### AIM OF THE TASK
Reproduce the entries below in full, word for word.

### ENTRIES
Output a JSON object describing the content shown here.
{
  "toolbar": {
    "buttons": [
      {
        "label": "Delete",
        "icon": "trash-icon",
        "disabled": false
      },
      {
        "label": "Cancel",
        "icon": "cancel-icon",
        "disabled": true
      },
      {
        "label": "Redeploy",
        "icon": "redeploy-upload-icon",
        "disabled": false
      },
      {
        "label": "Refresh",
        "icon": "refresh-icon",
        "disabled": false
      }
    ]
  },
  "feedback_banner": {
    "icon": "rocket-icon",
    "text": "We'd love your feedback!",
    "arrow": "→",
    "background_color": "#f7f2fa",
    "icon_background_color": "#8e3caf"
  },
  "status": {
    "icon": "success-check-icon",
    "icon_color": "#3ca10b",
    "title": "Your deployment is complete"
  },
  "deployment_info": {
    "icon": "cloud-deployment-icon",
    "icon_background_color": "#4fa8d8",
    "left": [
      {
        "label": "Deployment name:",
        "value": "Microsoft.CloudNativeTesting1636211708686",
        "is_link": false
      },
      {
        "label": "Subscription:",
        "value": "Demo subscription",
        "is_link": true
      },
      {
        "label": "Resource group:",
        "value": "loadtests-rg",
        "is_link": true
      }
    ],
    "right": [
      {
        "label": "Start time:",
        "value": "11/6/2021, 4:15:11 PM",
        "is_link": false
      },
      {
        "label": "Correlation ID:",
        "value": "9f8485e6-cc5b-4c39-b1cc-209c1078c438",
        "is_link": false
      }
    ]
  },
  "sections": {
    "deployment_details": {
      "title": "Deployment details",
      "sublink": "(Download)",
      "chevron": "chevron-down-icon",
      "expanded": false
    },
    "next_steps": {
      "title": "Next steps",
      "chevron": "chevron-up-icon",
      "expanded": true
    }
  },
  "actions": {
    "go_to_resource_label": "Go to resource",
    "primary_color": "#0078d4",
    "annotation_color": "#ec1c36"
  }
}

### FULL OUTPUT
Output a JSON object describing the content shown here.
{
  "toolbar": {
    "buttons": [
      {
        "label": "Delete",
        "icon": "trash-icon",
        "disabled": false
      },
      {
        "label": "Cancel",
        "icon": "cancel-icon",
        "disabled": true
      },
      {
        "label": "Redeploy",
        "icon": "redeploy-upload-icon",
        "disabled": false
      },
      {
        "label": "Refresh",
        "icon": "refresh-icon",
        "disabled": false
      }
    ]
  },
  "feedback_banner": {
    "icon": "rocket-icon",
    "text": "We'd love your feedback!",
    "arrow": "→",
    "background_color": "#f7f2fa",
    "icon_background_color": "#8e3caf"
  },
  "status": {
    "icon": "success-check-icon",
    "icon_color": "#3ca10b",
    "title": "Your deployment is complete"
  },
  "deployment_info": {
    "icon": "cloud-deployment-icon",
    "icon_background_color": "#4fa8d8",
    "left": [
      {
        "label": "Deployment name:",
        "value": "Microsoft.CloudNativeTesting1636211708686",
        "is_link": false
      },
      {
        "label": "Subscription:",
        "value": "Demo subscription",
        "is_link": true
      },
      {
        "label": "Resource group:",
        "value": "loadtests-rg",
        "is_link": true
      }
    ],
    "right": [
      {
        "label": "Start time:",
        "value": "11/6/2021, 4:15:11 PM",
        "is_link": false
      },
      {
        "label": "Correlation ID:",
        "value": "9f8485e6-cc5b-4c39-b1cc-209c1078c438",
        "is_link": false
      }
    ]
  },
  "sections": {
    "deployment_details": {
      "title": "Deployment details",
      "sublink": "(Download)",
      "chevron": "chevron-down-icon",
      "expanded": false
    },
    "next_steps": {
      "title": "Next steps",
      "chevron": "chevron-up-icon",
      "expanded": true
    }
  },
  "actions": {
    "go_to_resource_label": "Go to resource",
    "primary_color": "#0078d4",
    "annotation_color": "#ec1c36"
  }
}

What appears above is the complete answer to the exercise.